- **DATASET ROWS**:

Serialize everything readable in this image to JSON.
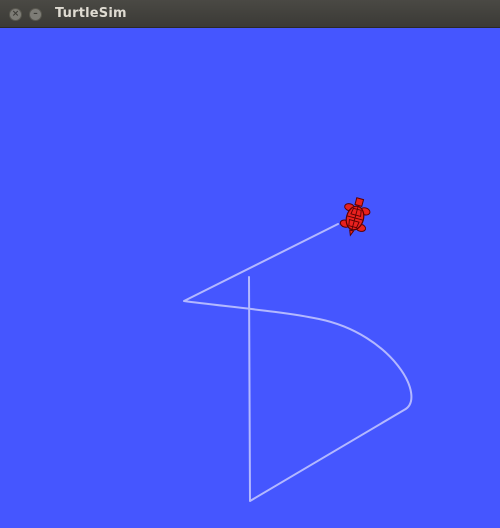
{
  "window": {
    "title": "TurtleSim",
    "close_icon": "close-icon",
    "minimize_icon": "minimize-icon",
    "close_glyph": "×",
    "minimize_glyph": "–"
  },
  "canvas": {
    "background_color": "#4556ff",
    "pen_color": "#b3b8ff"
  },
  "turtle": {
    "icon": "turtle-icon",
    "color": "#e8211f",
    "outline_color": "#5a0000"
  }
}
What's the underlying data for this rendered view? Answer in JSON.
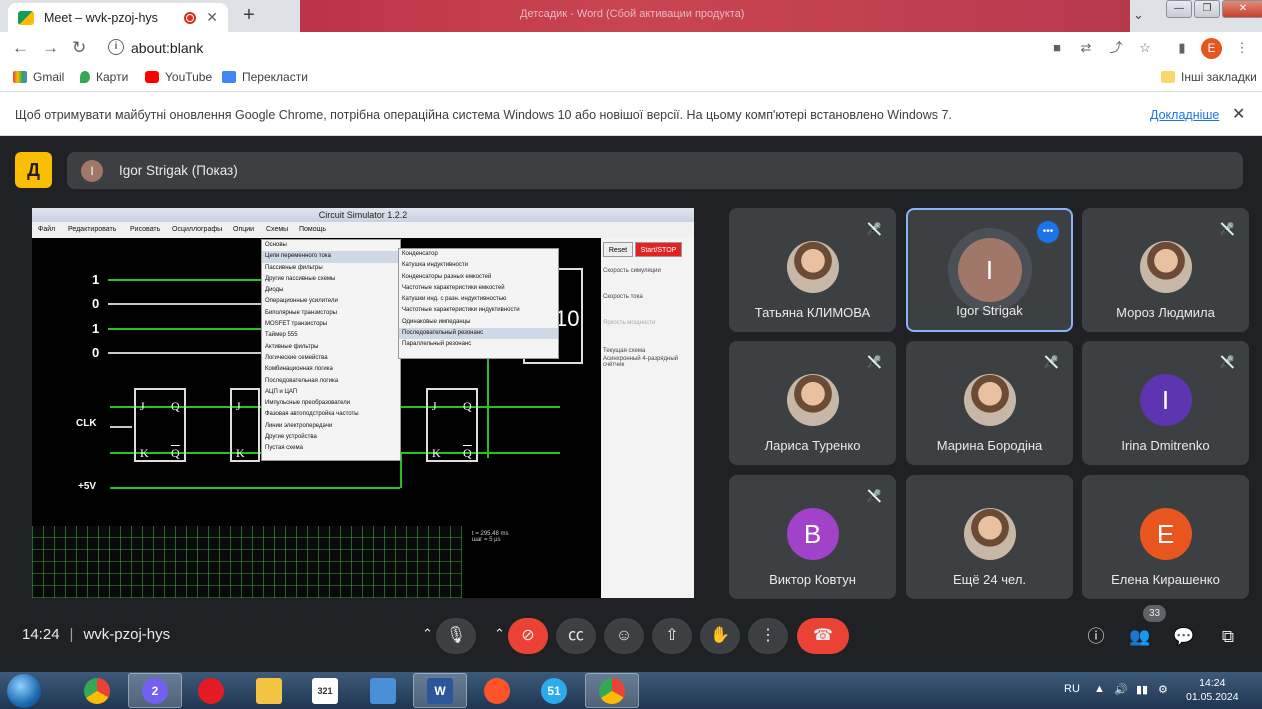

- **TASK REQUIREMENTS**: Every record above should come back exactly, but without its pictures.

- **COMPLETED EXERCISE**:
Serialize everything readable in this image to JSON.
{
  "window": {
    "title": "TurtleSim",
    "close_icon": "close-icon",
    "minimize_icon": "minimize-icon",
    "close_glyph": "×",
    "minimize_glyph": "–"
  },
  "canvas": {
    "background_color": "#4556ff",
    "pen_color": "#b3b8ff"
  },
  "turtle": {
    "icon": "turtle-icon",
    "color": "#e8211f",
    "outline_color": "#5a0000"
  }
}
What's the underlying data for this rendered view? Answer in JSON.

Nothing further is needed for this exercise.